| Exercise aim |
Wherever the string "Αναθεώρησης" occurs in a line of these records, report that line.

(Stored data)
• • • • • • •
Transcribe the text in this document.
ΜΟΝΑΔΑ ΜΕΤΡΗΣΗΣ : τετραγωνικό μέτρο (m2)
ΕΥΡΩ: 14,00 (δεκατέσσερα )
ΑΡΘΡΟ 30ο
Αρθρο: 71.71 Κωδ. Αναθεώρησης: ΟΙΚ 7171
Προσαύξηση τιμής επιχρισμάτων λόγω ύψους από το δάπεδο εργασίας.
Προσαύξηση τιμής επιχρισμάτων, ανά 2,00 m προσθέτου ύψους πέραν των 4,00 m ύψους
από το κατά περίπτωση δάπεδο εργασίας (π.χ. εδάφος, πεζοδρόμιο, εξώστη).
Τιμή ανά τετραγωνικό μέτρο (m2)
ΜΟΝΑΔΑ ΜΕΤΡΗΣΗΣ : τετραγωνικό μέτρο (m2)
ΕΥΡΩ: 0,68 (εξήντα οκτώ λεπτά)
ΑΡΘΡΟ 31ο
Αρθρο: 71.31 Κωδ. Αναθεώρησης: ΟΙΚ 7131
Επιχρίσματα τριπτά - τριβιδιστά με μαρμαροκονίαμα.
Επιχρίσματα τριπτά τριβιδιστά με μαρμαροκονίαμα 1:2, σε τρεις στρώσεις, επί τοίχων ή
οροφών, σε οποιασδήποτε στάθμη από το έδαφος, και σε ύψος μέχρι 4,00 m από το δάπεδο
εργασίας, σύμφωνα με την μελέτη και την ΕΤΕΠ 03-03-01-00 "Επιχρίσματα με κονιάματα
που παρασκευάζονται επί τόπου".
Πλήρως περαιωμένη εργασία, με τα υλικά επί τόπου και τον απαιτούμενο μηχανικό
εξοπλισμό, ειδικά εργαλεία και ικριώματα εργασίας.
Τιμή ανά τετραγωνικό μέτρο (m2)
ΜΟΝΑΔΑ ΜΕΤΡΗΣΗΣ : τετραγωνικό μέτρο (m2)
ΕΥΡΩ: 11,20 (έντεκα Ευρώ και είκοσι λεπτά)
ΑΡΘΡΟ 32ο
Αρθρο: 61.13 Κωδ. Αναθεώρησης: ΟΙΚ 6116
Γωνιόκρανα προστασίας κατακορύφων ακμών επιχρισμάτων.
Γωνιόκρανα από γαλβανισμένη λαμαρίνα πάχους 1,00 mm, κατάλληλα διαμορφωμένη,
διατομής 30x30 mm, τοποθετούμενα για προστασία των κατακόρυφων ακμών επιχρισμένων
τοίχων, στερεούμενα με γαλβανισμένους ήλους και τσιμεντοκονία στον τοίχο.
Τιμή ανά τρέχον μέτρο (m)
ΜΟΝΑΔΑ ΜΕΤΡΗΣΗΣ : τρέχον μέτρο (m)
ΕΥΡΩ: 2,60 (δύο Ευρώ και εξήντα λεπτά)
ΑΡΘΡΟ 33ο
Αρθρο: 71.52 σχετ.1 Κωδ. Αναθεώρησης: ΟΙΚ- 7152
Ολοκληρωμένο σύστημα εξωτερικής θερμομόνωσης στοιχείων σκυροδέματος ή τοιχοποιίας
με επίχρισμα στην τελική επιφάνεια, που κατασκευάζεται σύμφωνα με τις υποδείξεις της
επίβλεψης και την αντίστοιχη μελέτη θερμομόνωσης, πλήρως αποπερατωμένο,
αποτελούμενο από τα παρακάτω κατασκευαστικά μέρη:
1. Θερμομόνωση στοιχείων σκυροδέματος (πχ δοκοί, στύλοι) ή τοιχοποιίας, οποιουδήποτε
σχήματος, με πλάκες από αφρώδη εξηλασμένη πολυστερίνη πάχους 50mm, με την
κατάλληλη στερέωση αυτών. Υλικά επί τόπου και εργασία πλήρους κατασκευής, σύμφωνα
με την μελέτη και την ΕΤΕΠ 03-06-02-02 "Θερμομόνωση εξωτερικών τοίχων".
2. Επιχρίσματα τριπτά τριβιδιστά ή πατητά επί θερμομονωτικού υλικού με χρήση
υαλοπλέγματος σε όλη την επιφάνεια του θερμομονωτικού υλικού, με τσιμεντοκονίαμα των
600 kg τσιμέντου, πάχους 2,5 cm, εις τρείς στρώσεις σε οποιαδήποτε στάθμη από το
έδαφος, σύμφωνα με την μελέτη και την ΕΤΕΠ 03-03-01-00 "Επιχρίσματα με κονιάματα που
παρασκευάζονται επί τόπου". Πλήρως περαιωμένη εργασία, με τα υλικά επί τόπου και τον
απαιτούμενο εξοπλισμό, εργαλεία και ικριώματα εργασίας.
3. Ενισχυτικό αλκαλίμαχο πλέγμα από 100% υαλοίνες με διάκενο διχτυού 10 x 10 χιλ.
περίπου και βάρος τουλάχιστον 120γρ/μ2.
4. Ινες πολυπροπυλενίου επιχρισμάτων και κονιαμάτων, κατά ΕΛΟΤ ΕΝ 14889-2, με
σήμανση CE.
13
• • • • • • •
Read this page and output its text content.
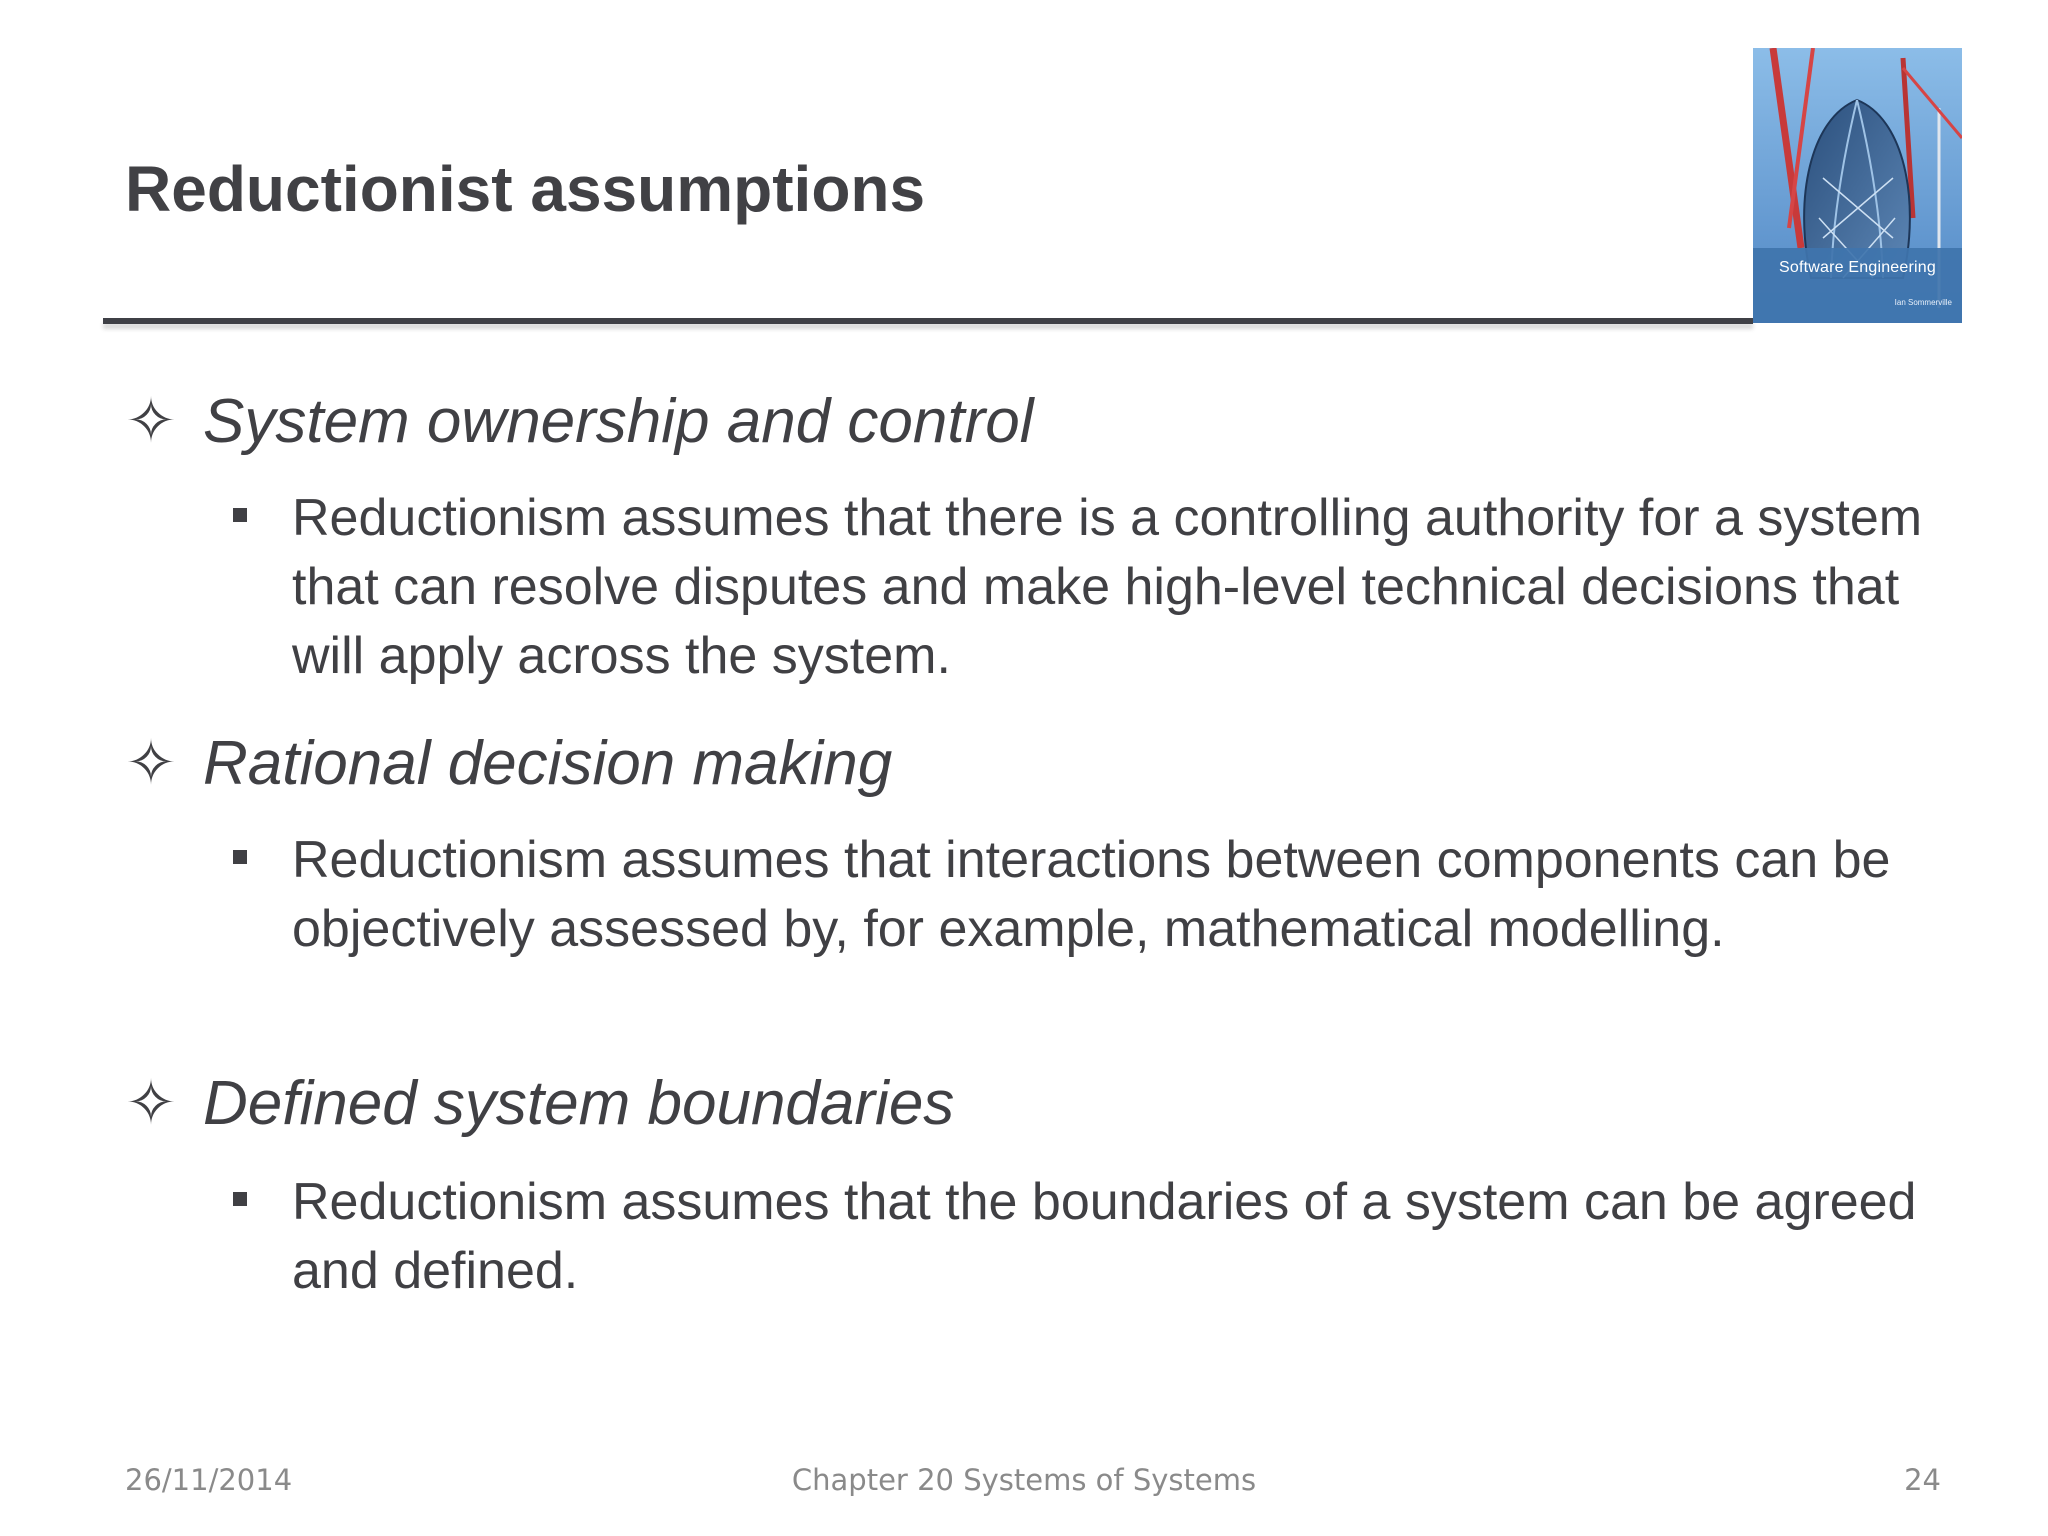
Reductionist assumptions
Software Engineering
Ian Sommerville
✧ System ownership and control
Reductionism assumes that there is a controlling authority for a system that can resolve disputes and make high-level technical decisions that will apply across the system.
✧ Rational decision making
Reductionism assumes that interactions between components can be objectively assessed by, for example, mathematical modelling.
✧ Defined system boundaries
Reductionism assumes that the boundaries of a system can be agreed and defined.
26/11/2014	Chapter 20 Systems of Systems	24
• • • • • • •
| Task solution |
Αρθρο: 71.71 Κωδ. Αναθεώρησης: ΟΙΚ 7171
Αρθρο: 71.31 Κωδ. Αναθεώρησης: ΟΙΚ 7131
Αρθρο: 61.13 Κωδ. Αναθεώρησης: ΟΙΚ 6116
Αρθρο: 71.52 σχετ.1 Κωδ. Αναθεώρησης: ΟΙΚ- 7152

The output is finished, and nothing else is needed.